* START Task material *

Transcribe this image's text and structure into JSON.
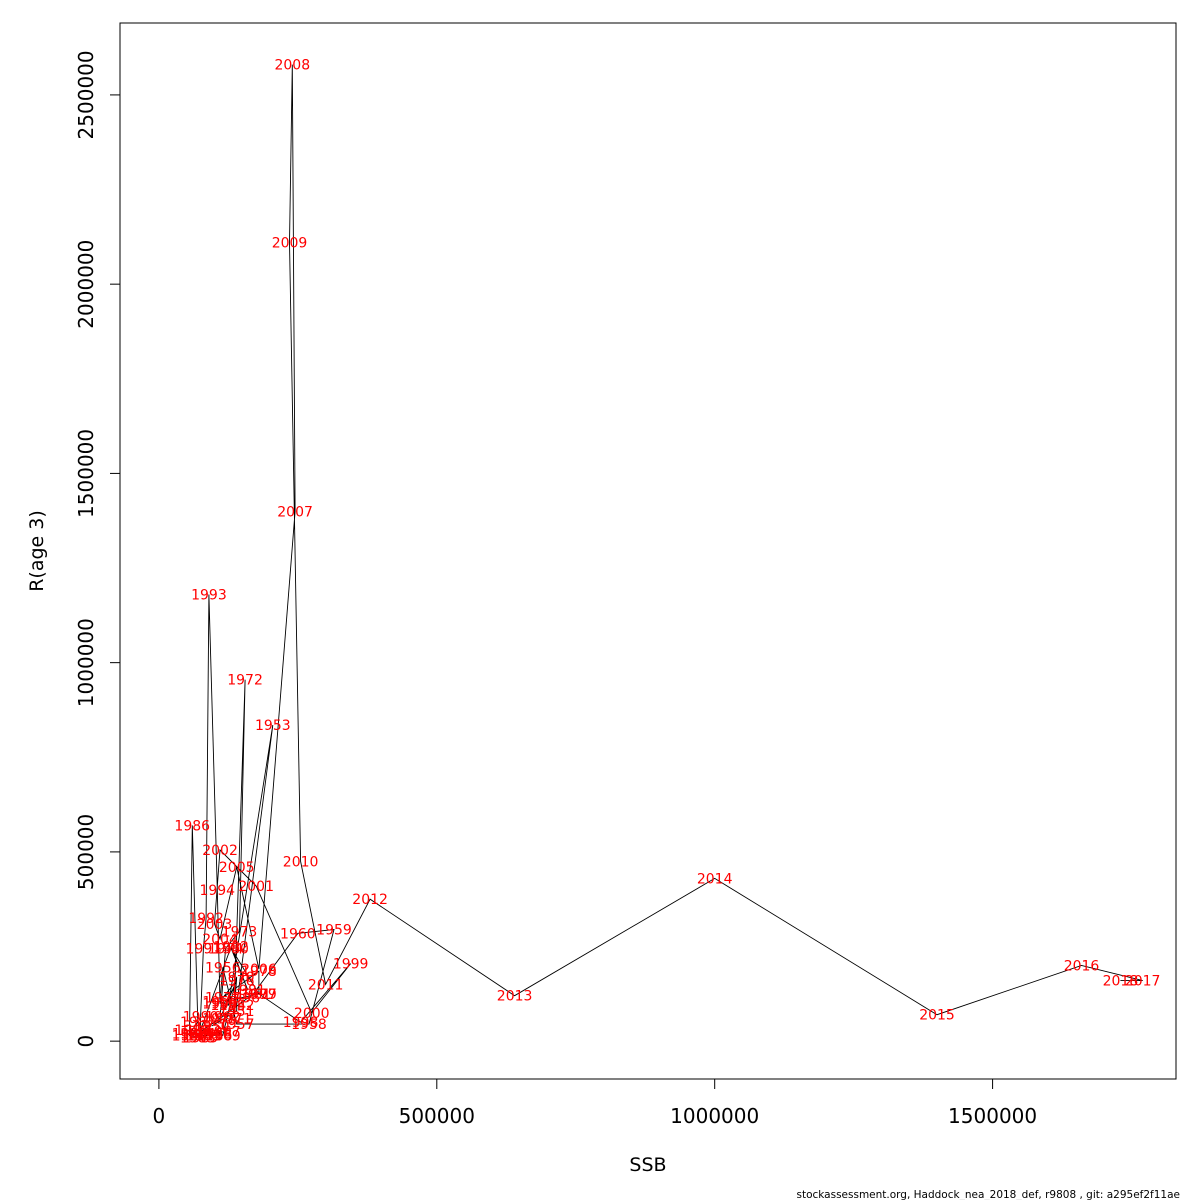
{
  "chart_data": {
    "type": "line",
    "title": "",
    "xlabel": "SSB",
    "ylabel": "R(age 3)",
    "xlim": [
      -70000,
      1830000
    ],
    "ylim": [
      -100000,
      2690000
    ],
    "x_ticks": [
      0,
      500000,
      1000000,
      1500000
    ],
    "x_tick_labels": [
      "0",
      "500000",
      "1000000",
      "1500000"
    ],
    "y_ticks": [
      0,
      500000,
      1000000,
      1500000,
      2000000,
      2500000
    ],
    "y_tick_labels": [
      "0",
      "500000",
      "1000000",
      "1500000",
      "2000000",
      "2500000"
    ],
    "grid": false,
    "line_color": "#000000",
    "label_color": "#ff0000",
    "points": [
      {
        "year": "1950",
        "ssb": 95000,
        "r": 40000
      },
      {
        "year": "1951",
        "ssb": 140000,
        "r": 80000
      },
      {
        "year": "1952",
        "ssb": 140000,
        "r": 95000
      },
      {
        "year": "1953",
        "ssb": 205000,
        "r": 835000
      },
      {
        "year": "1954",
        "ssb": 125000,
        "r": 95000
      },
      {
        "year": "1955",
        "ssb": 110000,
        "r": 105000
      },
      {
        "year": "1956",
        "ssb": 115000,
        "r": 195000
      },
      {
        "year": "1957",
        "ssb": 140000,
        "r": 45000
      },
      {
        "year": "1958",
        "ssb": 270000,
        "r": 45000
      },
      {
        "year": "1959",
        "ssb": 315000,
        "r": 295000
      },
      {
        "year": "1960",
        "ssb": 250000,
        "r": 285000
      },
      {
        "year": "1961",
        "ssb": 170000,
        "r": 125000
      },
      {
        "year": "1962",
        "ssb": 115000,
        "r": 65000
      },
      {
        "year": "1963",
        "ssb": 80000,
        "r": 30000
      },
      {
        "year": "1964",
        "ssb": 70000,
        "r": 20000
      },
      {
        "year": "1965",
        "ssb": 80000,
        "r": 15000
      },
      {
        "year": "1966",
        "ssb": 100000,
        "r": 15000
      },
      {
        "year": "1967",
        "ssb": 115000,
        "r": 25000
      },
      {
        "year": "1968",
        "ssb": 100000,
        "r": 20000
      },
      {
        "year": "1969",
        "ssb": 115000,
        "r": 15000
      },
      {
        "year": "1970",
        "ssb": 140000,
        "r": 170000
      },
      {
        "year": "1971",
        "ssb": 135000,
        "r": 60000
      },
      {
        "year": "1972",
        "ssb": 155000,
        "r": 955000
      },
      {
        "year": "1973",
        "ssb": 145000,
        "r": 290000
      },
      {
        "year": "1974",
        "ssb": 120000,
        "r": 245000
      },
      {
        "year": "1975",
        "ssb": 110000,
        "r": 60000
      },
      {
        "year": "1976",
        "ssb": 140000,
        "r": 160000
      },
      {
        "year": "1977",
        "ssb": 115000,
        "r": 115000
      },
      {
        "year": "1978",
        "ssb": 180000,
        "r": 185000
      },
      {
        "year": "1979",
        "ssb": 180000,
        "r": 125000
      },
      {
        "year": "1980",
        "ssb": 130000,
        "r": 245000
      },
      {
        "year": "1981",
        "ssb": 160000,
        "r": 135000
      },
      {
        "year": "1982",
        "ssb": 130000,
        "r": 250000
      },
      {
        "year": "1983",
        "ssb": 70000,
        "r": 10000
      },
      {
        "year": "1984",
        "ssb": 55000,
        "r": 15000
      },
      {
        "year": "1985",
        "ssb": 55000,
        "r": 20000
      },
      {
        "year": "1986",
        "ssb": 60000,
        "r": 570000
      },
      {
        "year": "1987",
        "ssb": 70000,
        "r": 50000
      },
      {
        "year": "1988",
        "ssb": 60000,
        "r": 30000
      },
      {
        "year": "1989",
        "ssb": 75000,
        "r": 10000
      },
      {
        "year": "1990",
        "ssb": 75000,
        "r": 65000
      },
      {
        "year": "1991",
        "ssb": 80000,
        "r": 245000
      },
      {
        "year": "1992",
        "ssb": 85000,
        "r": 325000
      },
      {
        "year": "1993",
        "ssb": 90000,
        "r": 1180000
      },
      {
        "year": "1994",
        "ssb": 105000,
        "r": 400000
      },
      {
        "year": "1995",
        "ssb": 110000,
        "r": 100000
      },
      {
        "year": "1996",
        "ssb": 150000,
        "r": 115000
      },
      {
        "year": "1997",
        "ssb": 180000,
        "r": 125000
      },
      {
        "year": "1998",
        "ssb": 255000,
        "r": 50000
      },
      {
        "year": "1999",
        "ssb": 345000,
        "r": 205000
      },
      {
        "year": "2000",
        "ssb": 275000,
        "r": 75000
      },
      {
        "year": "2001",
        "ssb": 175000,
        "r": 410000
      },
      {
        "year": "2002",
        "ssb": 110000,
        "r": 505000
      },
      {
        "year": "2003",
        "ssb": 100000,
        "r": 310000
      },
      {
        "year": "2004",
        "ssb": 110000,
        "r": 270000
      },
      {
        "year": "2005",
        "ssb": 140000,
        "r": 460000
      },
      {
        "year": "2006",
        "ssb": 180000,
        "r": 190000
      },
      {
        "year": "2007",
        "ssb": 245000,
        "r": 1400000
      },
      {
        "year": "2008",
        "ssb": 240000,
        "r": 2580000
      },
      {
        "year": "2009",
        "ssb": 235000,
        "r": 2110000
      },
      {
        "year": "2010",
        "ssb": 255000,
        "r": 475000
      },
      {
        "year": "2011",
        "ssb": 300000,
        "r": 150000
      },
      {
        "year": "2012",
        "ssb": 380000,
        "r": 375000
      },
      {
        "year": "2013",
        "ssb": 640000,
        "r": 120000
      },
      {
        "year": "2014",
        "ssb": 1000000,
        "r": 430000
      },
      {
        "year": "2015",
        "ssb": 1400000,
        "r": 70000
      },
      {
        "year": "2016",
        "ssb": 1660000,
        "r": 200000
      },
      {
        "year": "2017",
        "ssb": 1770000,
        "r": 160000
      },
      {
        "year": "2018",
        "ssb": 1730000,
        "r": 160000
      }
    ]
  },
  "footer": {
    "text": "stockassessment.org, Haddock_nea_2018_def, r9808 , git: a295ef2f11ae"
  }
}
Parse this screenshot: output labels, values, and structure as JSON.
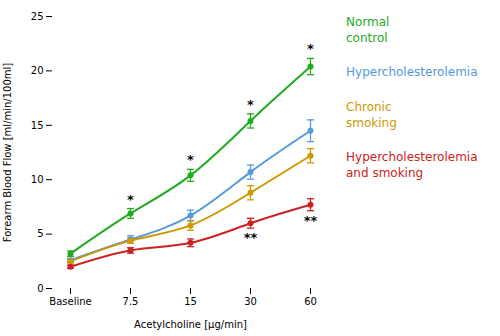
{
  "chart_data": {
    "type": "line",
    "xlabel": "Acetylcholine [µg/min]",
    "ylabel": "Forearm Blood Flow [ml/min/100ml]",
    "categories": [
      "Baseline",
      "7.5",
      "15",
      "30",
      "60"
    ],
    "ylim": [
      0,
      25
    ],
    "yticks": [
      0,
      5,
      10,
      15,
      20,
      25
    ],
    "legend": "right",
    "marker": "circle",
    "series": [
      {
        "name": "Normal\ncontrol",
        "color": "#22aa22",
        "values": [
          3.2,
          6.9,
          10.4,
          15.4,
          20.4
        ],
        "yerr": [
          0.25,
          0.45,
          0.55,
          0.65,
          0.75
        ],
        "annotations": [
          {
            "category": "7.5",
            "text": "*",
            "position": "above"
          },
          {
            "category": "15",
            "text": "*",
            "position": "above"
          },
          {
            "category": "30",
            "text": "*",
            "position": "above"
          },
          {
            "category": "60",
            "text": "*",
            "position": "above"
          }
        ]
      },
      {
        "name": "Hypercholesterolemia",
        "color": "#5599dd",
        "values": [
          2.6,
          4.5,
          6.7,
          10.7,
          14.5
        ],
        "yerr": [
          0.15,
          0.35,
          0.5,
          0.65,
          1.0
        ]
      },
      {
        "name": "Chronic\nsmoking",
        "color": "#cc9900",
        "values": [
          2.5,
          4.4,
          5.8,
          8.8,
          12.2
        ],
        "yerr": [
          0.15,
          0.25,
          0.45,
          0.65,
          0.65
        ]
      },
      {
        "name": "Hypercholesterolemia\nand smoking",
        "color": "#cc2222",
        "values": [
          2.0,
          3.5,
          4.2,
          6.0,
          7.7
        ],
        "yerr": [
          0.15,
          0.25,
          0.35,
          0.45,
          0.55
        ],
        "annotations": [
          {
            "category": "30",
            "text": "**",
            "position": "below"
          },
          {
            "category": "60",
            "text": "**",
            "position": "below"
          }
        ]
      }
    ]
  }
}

* END Task material *

List each line of the entries that holds the string "name".

Result of the exercise =>
        "name": "Normal\ncontrol",
        "name": "Hypercholesterolemia",
        "name": "Chronic\nsmoking",
        "name": "Hypercholesterolemia\nand smoking",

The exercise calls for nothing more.